§ **Data rows**
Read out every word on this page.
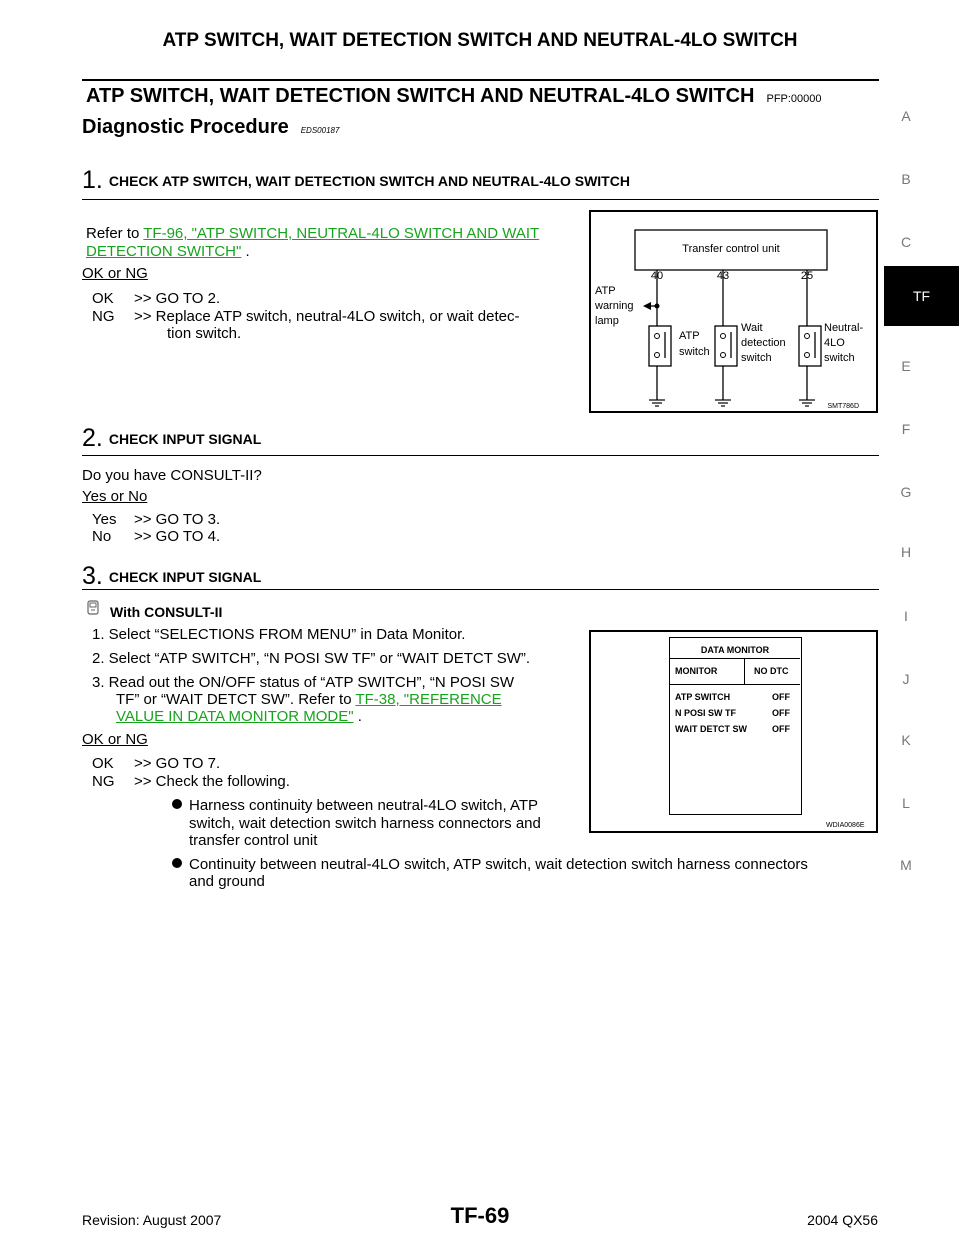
ATP SWITCH, WAIT DETECTION SWITCH AND NEUTRAL-4LO SWITCH
ATP SWITCH, WAIT DETECTION SWITCH AND NEUTRAL-4LO SWITCH PFP:00000
Diagnostic Procedure EDS00187
1. CHECK ATP SWITCH, WAIT DETECTION SWITCH AND NEUTRAL-4LO SWITCH
Refer to TF-96, "ATP SWITCH, NEUTRAL-4LO SWITCH AND WAIT
DETECTION SWITCH" .
OK or NG
OK >> GO TO 2.
NG >> Replace ATP switch, neutral-4LO switch, or wait detec-
tion switch.
Transfer control unit
40	43	25
ATP
warning
lamp
ATP
switch
Wait
detection
switch
Neutral-
4LO
switch
SMT786D
2. CHECK INPUT SIGNAL
Do you have CONSULT-II?
Yes or No
Yes >> GO TO 3.
No >> GO TO 4.
3. CHECK INPUT SIGNAL
With CONSULT-II
1. Select “SELECTIONS FROM MENU” in Data Monitor.
2. Select “ATP SWITCH”, “N POSI SW TF” or “WAIT DETCT SW”.
3. Read out the ON/OFF status of “ATP SWITCH”, “N POSI SW
TF” or “WAIT DETCT SW”. Refer to TF-38, "REFERENCE
VALUE IN DATA MONITOR MODE" .
OK or NG
OK >> GO TO 7.
NG >> Check the following.
Harness continuity between neutral-4LO switch, ATP
switch, wait detection switch harness connectors and
transfer control unit
Continuity between neutral-4LO switch, ATP switch, wait detection switch harness connectors
and ground
DATA MONITOR
MONITOR	NO DTC
ATP SWITCH	OFF
N POSI SW TF	OFF
WAIT DETCT SW	OFF
WDIA0086E
A
B
C
TF
E
F
G
H
I
J
K
L
M
Revision: August 2007	TF-69	2004 QX56
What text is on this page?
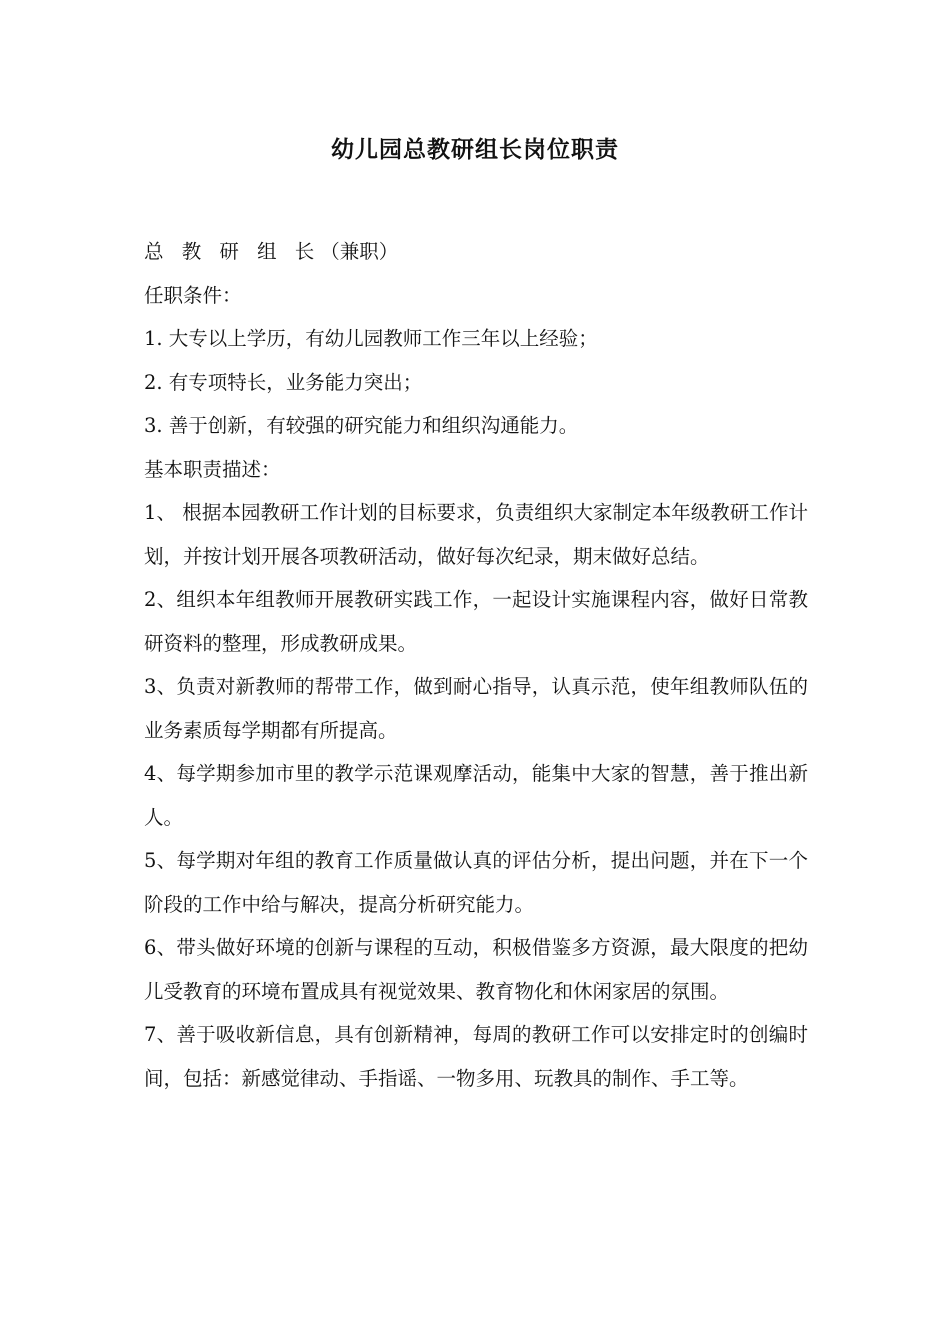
幼儿园总教研组长岗位职责

总 教 研 组 长（兼职）

任职条件：

1. 大专以上学历，有幼儿园教师工作三年以上经验；

2. 有专项特长，业务能力突出；

3. 善于创新，有较强的研究能力和组织沟通能力。

基本职责描述：

1、 根据本园教研工作计划的目标要求，负责组织大家制定本年级教研工作计划，并按计划开展各项教研活动，做好每次纪录，期末做好总结。

2、组织本年组教师开展教研实践工作，一起设计实施课程内容，做好日常教研资料的整理，形成教研成果。

3、负责对新教师的帮带工作，做到耐心指导，认真示范，使年组教师队伍的业务素质每学期都有所提高。

4、每学期参加市里的教学示范课观摩活动，能集中大家的智慧，善于推出新人。

5、每学期对年组的教育工作质量做认真的评估分析，提出问题，并在下一个阶段的工作中给与解决，提高分析研究能力。

6、带头做好环境的创新与课程的互动，积极借鉴多方资源，最大限度的把幼儿受教育的环境布置成具有视觉效果、教育物化和休闲家居的氛围。

7、善于吸收新信息，具有创新精神，每周的教研工作可以安排定时的创编时间，包括：新感觉律动、手指谣、一物多用、玩教具的制作、手工等。
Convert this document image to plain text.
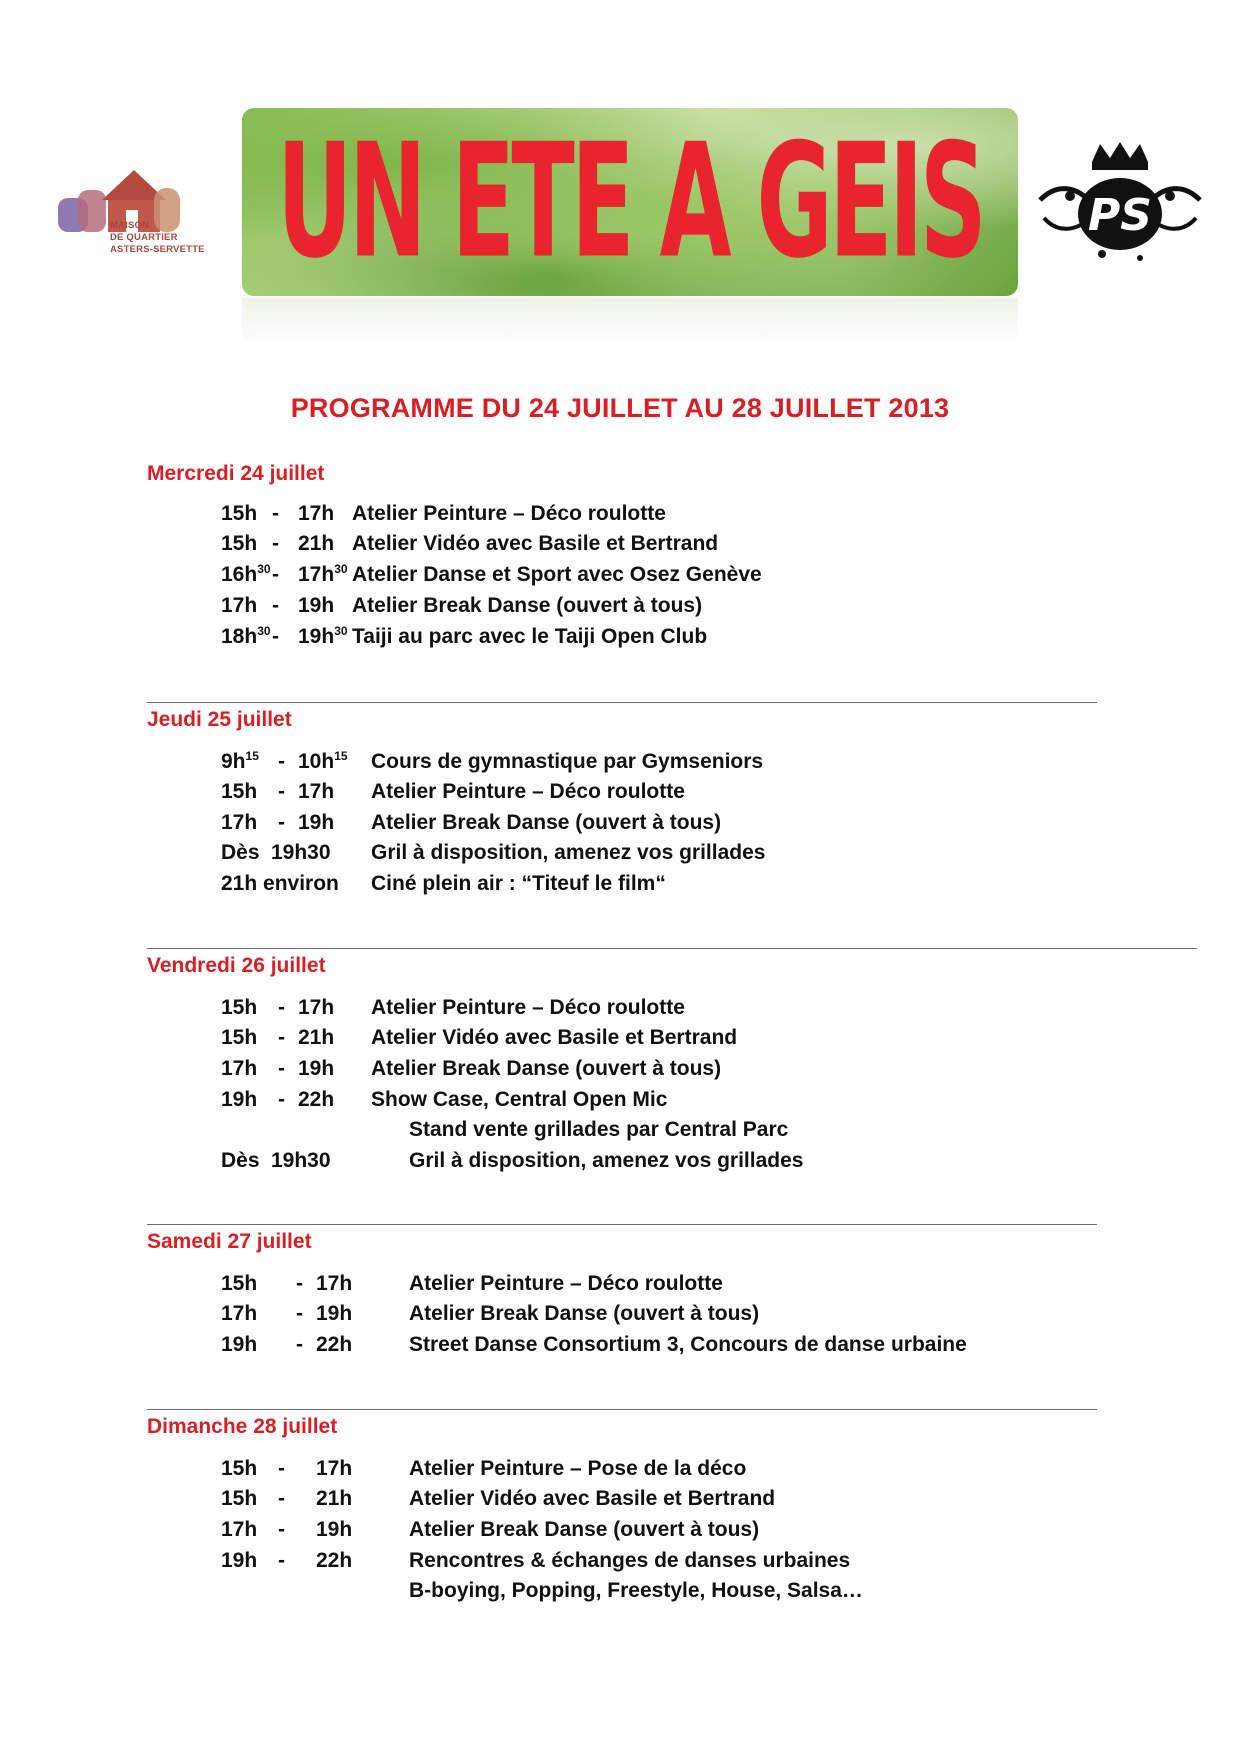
MAISON
DE QUARTIER
ASTERS-SERVETTE UN ETE A GEIS PS
PROGRAMME DU 24 JUILLET AU 28 JUILLET 2013
Mercredi 24 juillet
15h - 17h Atelier Peinture – Déco roulotte
15h - 21h Atelier Vidéo avec Basile et Bertrand
$16h^{30} - 17h^{30}$ Atelier Danse et Sport avec Osez Genève
17h - 19h Atelier Break Danse (ouvert à tous)
$18h^{30} - 19h^{30}$ Taiji au parc avec le Taiji Open Club
Jeudi 25 juillet
$9h^{15} - 10h^{15}$ Cours de gymnastique par Gymseniors
15h - 17h Atelier Peinture – Déco roulotte
17h - 19h Atelier Break Danse (ouvert à tous)
Dès 19h30 Gril à disposition, amenez vos grillades
21h environ Ciné plein air : “Titeuf le film“
Vendredi 26 juillet
15h - 17h Atelier Peinture – Déco roulotte
15h - 21h Atelier Vidéo avec Basile et Bertrand
17h - 19h Atelier Break Danse (ouvert à tous)
19h - 22h Show Case, Central Open Mic
Stand vente grillades par Central Parc
Dès 19h30	Gril à disposition, amenez vos grillades
Samedi 27 juillet
15h - 17h	Atelier Peinture – Déco roulotte
17h - 19h	Atelier Break Danse (ouvert à tous)
19h - 22h	Street Danse Consortium 3, Concours de danse urbaine
Dimanche 28 juillet
15h - 17h	Atelier Peinture – Pose de la déco
15h - 21h	Atelier Vidéo avec Basile et Bertrand
17h - 19h	Atelier Break Danse (ouvert à tous)
19h - 22h	Rencontres & échanges de danses urbaines
B-boying, Popping, Freestyle, House, Salsa…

§ **Task requirements**
Count the lines in the records above that contain the word "unit", and reply with only that number.

§ **Final answer**
2